(Figure record extracts)

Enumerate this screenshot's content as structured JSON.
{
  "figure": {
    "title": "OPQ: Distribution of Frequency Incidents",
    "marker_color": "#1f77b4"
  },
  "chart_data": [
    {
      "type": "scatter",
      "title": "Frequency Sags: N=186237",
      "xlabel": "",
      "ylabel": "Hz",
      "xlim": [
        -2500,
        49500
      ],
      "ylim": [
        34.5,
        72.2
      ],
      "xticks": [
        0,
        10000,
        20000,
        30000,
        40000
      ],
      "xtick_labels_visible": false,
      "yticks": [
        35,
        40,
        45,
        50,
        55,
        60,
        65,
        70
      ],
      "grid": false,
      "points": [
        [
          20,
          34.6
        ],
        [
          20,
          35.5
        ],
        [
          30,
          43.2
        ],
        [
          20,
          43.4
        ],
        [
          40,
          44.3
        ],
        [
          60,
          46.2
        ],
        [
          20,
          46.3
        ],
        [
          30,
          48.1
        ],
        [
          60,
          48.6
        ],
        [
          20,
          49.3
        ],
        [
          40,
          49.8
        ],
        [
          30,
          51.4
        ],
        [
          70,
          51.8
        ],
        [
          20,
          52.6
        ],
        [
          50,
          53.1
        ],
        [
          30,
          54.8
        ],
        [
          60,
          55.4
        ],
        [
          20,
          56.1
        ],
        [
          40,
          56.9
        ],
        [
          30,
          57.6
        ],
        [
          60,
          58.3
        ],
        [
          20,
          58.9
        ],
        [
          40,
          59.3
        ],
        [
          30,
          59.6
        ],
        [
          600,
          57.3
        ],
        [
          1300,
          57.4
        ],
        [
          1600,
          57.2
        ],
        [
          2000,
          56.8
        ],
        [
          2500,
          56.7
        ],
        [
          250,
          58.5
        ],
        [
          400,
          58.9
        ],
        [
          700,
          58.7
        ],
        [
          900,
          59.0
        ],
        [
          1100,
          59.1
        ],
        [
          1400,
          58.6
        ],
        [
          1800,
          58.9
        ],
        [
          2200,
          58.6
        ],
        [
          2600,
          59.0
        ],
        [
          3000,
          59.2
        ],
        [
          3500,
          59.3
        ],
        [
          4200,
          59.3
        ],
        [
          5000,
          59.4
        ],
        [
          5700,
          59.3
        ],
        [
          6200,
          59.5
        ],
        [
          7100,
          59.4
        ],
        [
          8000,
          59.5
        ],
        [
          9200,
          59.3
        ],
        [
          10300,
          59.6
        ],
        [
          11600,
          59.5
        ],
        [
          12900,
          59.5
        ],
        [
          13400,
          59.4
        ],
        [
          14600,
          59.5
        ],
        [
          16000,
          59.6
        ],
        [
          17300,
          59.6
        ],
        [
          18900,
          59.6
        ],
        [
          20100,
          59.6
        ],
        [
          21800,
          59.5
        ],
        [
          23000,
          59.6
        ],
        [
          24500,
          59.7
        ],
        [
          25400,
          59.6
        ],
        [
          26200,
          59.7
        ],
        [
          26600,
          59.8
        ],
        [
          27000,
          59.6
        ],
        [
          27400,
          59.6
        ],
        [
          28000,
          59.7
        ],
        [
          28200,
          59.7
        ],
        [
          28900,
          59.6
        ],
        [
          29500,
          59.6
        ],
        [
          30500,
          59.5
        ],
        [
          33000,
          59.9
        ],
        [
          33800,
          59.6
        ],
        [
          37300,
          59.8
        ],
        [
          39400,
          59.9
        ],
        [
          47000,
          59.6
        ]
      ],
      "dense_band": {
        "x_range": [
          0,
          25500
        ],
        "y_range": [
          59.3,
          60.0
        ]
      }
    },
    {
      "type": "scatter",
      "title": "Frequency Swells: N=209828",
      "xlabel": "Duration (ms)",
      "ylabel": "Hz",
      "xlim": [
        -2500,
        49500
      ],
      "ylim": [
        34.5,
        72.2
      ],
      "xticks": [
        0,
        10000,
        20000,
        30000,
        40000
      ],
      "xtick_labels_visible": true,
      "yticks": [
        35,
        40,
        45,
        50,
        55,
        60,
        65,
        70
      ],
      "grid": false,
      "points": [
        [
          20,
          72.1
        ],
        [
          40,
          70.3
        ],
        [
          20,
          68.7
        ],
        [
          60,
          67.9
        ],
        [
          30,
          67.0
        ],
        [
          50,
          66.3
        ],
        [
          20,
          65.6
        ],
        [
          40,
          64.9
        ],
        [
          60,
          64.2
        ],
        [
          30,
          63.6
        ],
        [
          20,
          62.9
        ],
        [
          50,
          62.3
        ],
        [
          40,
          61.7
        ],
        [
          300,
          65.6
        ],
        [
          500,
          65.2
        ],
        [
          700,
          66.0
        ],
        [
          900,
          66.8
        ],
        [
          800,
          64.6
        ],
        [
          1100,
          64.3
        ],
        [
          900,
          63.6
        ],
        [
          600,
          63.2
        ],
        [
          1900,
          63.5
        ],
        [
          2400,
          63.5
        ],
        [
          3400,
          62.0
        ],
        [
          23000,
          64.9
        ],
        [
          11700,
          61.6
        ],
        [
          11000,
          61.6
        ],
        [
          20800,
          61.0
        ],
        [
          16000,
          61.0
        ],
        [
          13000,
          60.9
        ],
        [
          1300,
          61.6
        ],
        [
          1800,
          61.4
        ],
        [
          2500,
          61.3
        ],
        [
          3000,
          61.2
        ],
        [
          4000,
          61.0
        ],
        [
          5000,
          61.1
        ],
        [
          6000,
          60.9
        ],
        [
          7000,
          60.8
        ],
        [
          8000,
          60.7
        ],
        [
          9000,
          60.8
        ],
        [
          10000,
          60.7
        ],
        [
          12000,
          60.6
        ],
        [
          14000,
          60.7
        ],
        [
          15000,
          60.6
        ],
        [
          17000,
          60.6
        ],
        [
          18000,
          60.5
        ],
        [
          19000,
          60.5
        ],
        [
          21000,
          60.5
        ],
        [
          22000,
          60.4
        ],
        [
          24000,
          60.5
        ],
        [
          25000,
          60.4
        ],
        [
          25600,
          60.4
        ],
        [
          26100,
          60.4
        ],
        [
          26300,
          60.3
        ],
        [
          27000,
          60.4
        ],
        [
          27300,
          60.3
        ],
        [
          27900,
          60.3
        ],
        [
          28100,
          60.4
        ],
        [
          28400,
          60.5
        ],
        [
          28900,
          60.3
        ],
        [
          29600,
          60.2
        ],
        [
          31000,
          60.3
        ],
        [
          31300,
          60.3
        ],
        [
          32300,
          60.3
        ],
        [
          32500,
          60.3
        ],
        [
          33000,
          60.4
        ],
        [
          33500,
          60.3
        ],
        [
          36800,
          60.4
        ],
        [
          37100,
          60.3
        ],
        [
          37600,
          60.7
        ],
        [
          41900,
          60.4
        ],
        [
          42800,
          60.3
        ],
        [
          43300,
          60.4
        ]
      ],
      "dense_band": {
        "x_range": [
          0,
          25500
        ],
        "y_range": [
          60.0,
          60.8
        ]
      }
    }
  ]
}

▶ Your task
Repeat the material above exactly.

▶ Correct response
Enumerate this screenshot's content as structured JSON.
{
  "figure": {
    "title": "OPQ: Distribution of Frequency Incidents",
    "marker_color": "#1f77b4"
  },
  "chart_data": [
    {
      "type": "scatter",
      "title": "Frequency Sags: N=186237",
      "xlabel": "",
      "ylabel": "Hz",
      "xlim": [
        -2500,
        49500
      ],
      "ylim": [
        34.5,
        72.2
      ],
      "xticks": [
        0,
        10000,
        20000,
        30000,
        40000
      ],
      "xtick_labels_visible": false,
      "yticks": [
        35,
        40,
        45,
        50,
        55,
        60,
        65,
        70
      ],
      "grid": false,
      "points": [
        [
          20,
          34.6
        ],
        [
          20,
          35.5
        ],
        [
          30,
          43.2
        ],
        [
          20,
          43.4
        ],
        [
          40,
          44.3
        ],
        [
          60,
          46.2
        ],
        [
          20,
          46.3
        ],
        [
          30,
          48.1
        ],
        [
          60,
          48.6
        ],
        [
          20,
          49.3
        ],
        [
          40,
          49.8
        ],
        [
          30,
          51.4
        ],
        [
          70,
          51.8
        ],
        [
          20,
          52.6
        ],
        [
          50,
          53.1
        ],
        [
          30,
          54.8
        ],
        [
          60,
          55.4
        ],
        [
          20,
          56.1
        ],
        [
          40,
          56.9
        ],
        [
          30,
          57.6
        ],
        [
          60,
          58.3
        ],
        [
          20,
          58.9
        ],
        [
          40,
          59.3
        ],
        [
          30,
          59.6
        ],
        [
          600,
          57.3
        ],
        [
          1300,
          57.4
        ],
        [
          1600,
          57.2
        ],
        [
          2000,
          56.8
        ],
        [
          2500,
          56.7
        ],
        [
          250,
          58.5
        ],
        [
          400,
          58.9
        ],
        [
          700,
          58.7
        ],
        [
          900,
          59.0
        ],
        [
          1100,
          59.1
        ],
        [
          1400,
          58.6
        ],
        [
          1800,
          58.9
        ],
        [
          2200,
          58.6
        ],
        [
          2600,
          59.0
        ],
        [
          3000,
          59.2
        ],
        [
          3500,
          59.3
        ],
        [
          4200,
          59.3
        ],
        [
          5000,
          59.4
        ],
        [
          5700,
          59.3
        ],
        [
          6200,
          59.5
        ],
        [
          7100,
          59.4
        ],
        [
          8000,
          59.5
        ],
        [
          9200,
          59.3
        ],
        [
          10300,
          59.6
        ],
        [
          11600,
          59.5
        ],
        [
          12900,
          59.5
        ],
        [
          13400,
          59.4
        ],
        [
          14600,
          59.5
        ],
        [
          16000,
          59.6
        ],
        [
          17300,
          59.6
        ],
        [
          18900,
          59.6
        ],
        [
          20100,
          59.6
        ],
        [
          21800,
          59.5
        ],
        [
          23000,
          59.6
        ],
        [
          24500,
          59.7
        ],
        [
          25400,
          59.6
        ],
        [
          26200,
          59.7
        ],
        [
          26600,
          59.8
        ],
        [
          27000,
          59.6
        ],
        [
          27400,
          59.6
        ],
        [
          28000,
          59.7
        ],
        [
          28200,
          59.7
        ],
        [
          28900,
          59.6
        ],
        [
          29500,
          59.6
        ],
        [
          30500,
          59.5
        ],
        [
          33000,
          59.9
        ],
        [
          33800,
          59.6
        ],
        [
          37300,
          59.8
        ],
        [
          39400,
          59.9
        ],
        [
          47000,
          59.6
        ]
      ],
      "dense_band": {
        "x_range": [
          0,
          25500
        ],
        "y_range": [
          59.3,
          60.0
        ]
      }
    },
    {
      "type": "scatter",
      "title": "Frequency Swells: N=209828",
      "xlabel": "Duration (ms)",
      "ylabel": "Hz",
      "xlim": [
        -2500,
        49500
      ],
      "ylim": [
        34.5,
        72.2
      ],
      "xticks": [
        0,
        10000,
        20000,
        30000,
        40000
      ],
      "xtick_labels_visible": true,
      "yticks": [
        35,
        40,
        45,
        50,
        55,
        60,
        65,
        70
      ],
      "grid": false,
      "points": [
        [
          20,
          72.1
        ],
        [
          40,
          70.3
        ],
        [
          20,
          68.7
        ],
        [
          60,
          67.9
        ],
        [
          30,
          67.0
        ],
        [
          50,
          66.3
        ],
        [
          20,
          65.6
        ],
        [
          40,
          64.9
        ],
        [
          60,
          64.2
        ],
        [
          30,
          63.6
        ],
        [
          20,
          62.9
        ],
        [
          50,
          62.3
        ],
        [
          40,
          61.7
        ],
        [
          300,
          65.6
        ],
        [
          500,
          65.2
        ],
        [
          700,
          66.0
        ],
        [
          900,
          66.8
        ],
        [
          800,
          64.6
        ],
        [
          1100,
          64.3
        ],
        [
          900,
          63.6
        ],
        [
          600,
          63.2
        ],
        [
          1900,
          63.5
        ],
        [
          2400,
          63.5
        ],
        [
          3400,
          62.0
        ],
        [
          23000,
          64.9
        ],
        [
          11700,
          61.6
        ],
        [
          11000,
          61.6
        ],
        [
          20800,
          61.0
        ],
        [
          16000,
          61.0
        ],
        [
          13000,
          60.9
        ],
        [
          1300,
          61.6
        ],
        [
          1800,
          61.4
        ],
        [
          2500,
          61.3
        ],
        [
          3000,
          61.2
        ],
        [
          4000,
          61.0
        ],
        [
          5000,
          61.1
        ],
        [
          6000,
          60.9
        ],
        [
          7000,
          60.8
        ],
        [
          8000,
          60.7
        ],
        [
          9000,
          60.8
        ],
        [
          10000,
          60.7
        ],
        [
          12000,
          60.6
        ],
        [
          14000,
          60.7
        ],
        [
          15000,
          60.6
        ],
        [
          17000,
          60.6
        ],
        [
          18000,
          60.5
        ],
        [
          19000,
          60.5
        ],
        [
          21000,
          60.5
        ],
        [
          22000,
          60.4
        ],
        [
          24000,
          60.5
        ],
        [
          25000,
          60.4
        ],
        [
          25600,
          60.4
        ],
        [
          26100,
          60.4
        ],
        [
          26300,
          60.3
        ],
        [
          27000,
          60.4
        ],
        [
          27300,
          60.3
        ],
        [
          27900,
          60.3
        ],
        [
          28100,
          60.4
        ],
        [
          28400,
          60.5
        ],
        [
          28900,
          60.3
        ],
        [
          29600,
          60.2
        ],
        [
          31000,
          60.3
        ],
        [
          31300,
          60.3
        ],
        [
          32300,
          60.3
        ],
        [
          32500,
          60.3
        ],
        [
          33000,
          60.4
        ],
        [
          33500,
          60.3
        ],
        [
          36800,
          60.4
        ],
        [
          37100,
          60.3
        ],
        [
          37600,
          60.7
        ],
        [
          41900,
          60.4
        ],
        [
          42800,
          60.3
        ],
        [
          43300,
          60.4
        ]
      ],
      "dense_band": {
        "x_range": [
          0,
          25500
        ],
        "y_range": [
          60.0,
          60.8
        ]
      }
    }
  ]
}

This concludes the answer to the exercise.